___ INFORMATION PROVIDED ___

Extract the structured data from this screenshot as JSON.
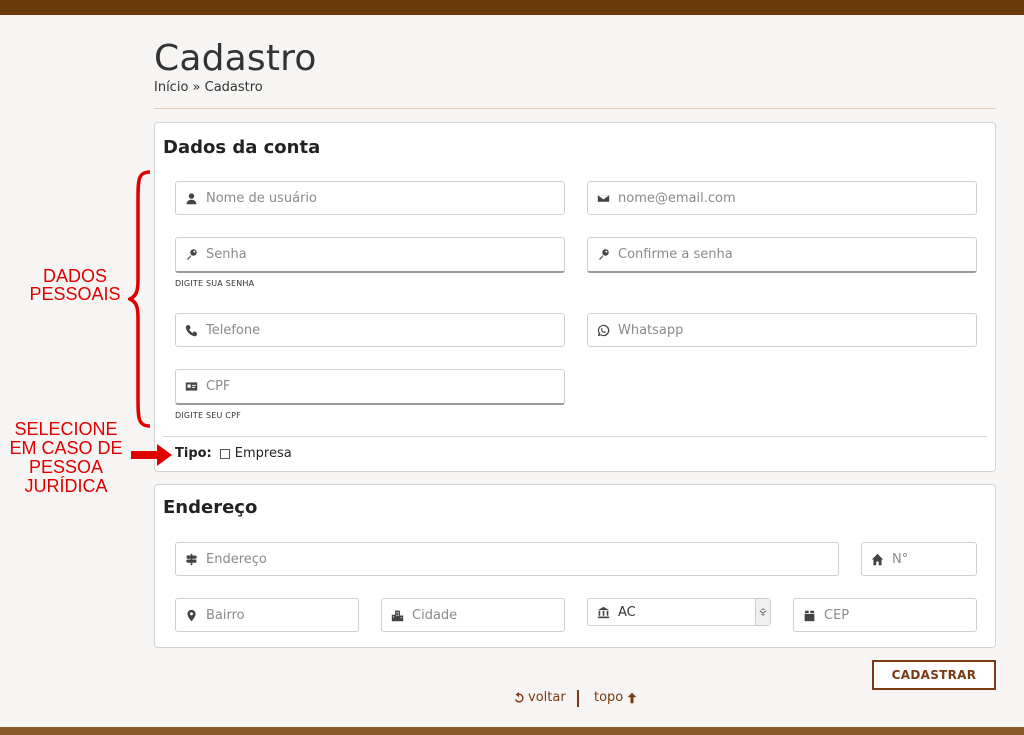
{
  "page": {
    "title": "Cadastro",
    "breadcrumb": "Início » Cadastro"
  },
  "account": {
    "heading": "Dados da conta",
    "username_placeholder": "Nome de usuário",
    "email_placeholder": "nome@email.com",
    "password_placeholder": "Senha",
    "password_hint": "DIGITE SUA SENHA",
    "confirm_password_placeholder": "Confirme a senha",
    "phone_placeholder": "Telefone",
    "whatsapp_placeholder": "Whatsapp",
    "cpf_placeholder": "CPF",
    "cpf_hint": "DIGITE SEU CPF",
    "tipo_label": "Tipo:",
    "tipo_option": "Empresa"
  },
  "address": {
    "heading": "Endereço",
    "address_placeholder": "Endereço",
    "number_placeholder": "N°",
    "district_placeholder": "Bairro",
    "city_placeholder": "Cidade",
    "state_selected": "AC",
    "cep_placeholder": "CEP"
  },
  "actions": {
    "submit_label": "CADASTRAR",
    "back_label": "voltar",
    "top_label": "topo"
  },
  "annotations": {
    "personal_line1": "DADOS",
    "personal_line2": "PESSOAIS",
    "select_line1": "SELECIONE",
    "select_line2": "EM CASO DE",
    "select_line3": "PESSOA",
    "select_line4": "JURÍDICA"
  },
  "colors": {
    "topbar": "#6b3a0c",
    "accent": "#7a3a14",
    "annotation": "#e00000"
  }
}
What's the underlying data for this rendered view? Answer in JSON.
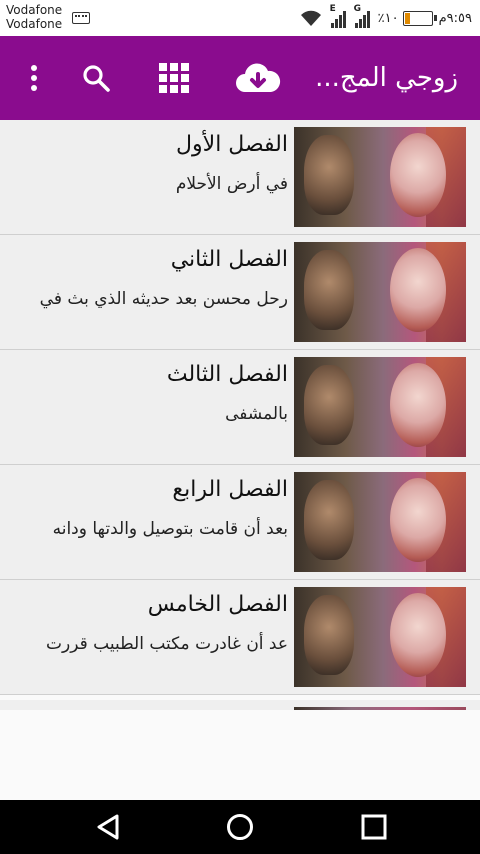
{
  "status_bar": {
    "carrier_1": "Vodafone",
    "carrier_2": "Vodafone",
    "network_1": "E",
    "network_2": "G",
    "battery_percent": "٪١٠",
    "time": "٩:٥٩م"
  },
  "app_bar": {
    "title": "زوجي المج...",
    "color": "#8a0c8e",
    "icons": [
      "download-icon",
      "grid-icon",
      "search-icon",
      "overflow-menu-icon"
    ]
  },
  "chapters": [
    {
      "title": "الفصل الأول",
      "excerpt": "في أرض الأحلام"
    },
    {
      "title": "الفصل الثاني",
      "excerpt": "رحل محسن بعد حديثه الذي بث في"
    },
    {
      "title": "الفصل الثالث",
      "excerpt": "بالمشفى"
    },
    {
      "title": "الفصل الرابع",
      "excerpt": "بعد أن قامت بتوصيل والدتها ودانه"
    },
    {
      "title": "الفصل الخامس",
      "excerpt": "عد أن غادرت مكتب الطبيب قررت"
    }
  ],
  "nav_bar": {
    "icons": [
      "back-icon",
      "home-icon",
      "recents-icon"
    ]
  }
}
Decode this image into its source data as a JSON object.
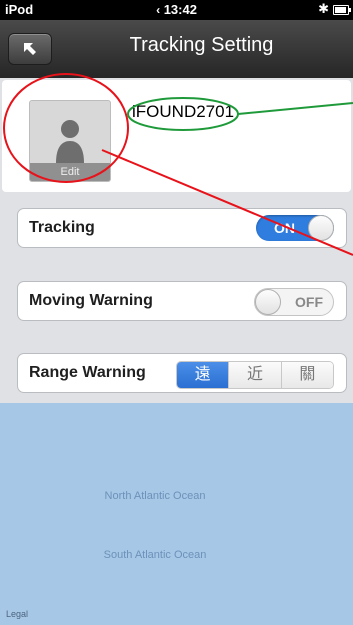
{
  "status_bar": {
    "carrier": "iPod",
    "time": "13:42",
    "bluetooth": "✱"
  },
  "navbar": {
    "title": "Tracking Setting"
  },
  "profile": {
    "edit_label": "Edit",
    "device_name": "iFOUND2701"
  },
  "settings": {
    "tracking": {
      "label": "Tracking",
      "state": "ON"
    },
    "moving_warning": {
      "label": "Moving Warning",
      "state": "OFF"
    },
    "range_warning": {
      "label": "Range Warning",
      "options": [
        "遠",
        "近",
        "關"
      ],
      "selected": "遠"
    }
  },
  "map": {
    "north_ocean": "North Atlantic Ocean",
    "south_ocean": "South Atlantic Ocean",
    "legal": "Legal"
  },
  "colors": {
    "accent": "#2f7ddf",
    "annotation_red": "#e8121a",
    "annotation_green": "#1f9a3a"
  }
}
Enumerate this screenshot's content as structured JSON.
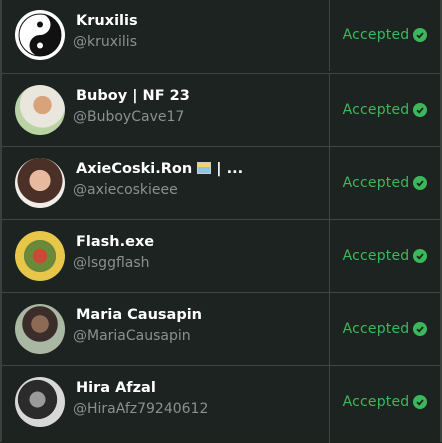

___

Exactly as written, give again every line from the one containing "Decode this image" through the last line of the material, both included, with the pictures left out.

TASK SOLUTION:
Decode this image into its source data as a JSON object.
{
  "status_bar": {
    "carrier": "iPod",
    "time": "13:42",
    "bluetooth": "✱"
  },
  "navbar": {
    "title": "Tracking Setting"
  },
  "profile": {
    "edit_label": "Edit",
    "device_name": "iFOUND2701"
  },
  "settings": {
    "tracking": {
      "label": "Tracking",
      "state": "ON"
    },
    "moving_warning": {
      "label": "Moving Warning",
      "state": "OFF"
    },
    "range_warning": {
      "label": "Range Warning",
      "options": [
        "遠",
        "近",
        "關"
      ],
      "selected": "遠"
    }
  },
  "map": {
    "north_ocean": "North Atlantic Ocean",
    "south_ocean": "South Atlantic Ocean",
    "legal": "Legal"
  },
  "colors": {
    "accent": "#2f7ddf",
    "annotation_red": "#e8121a",
    "annotation_green": "#1f9a3a"
  }
}
Enumerate this screenshot's content as structured JSON.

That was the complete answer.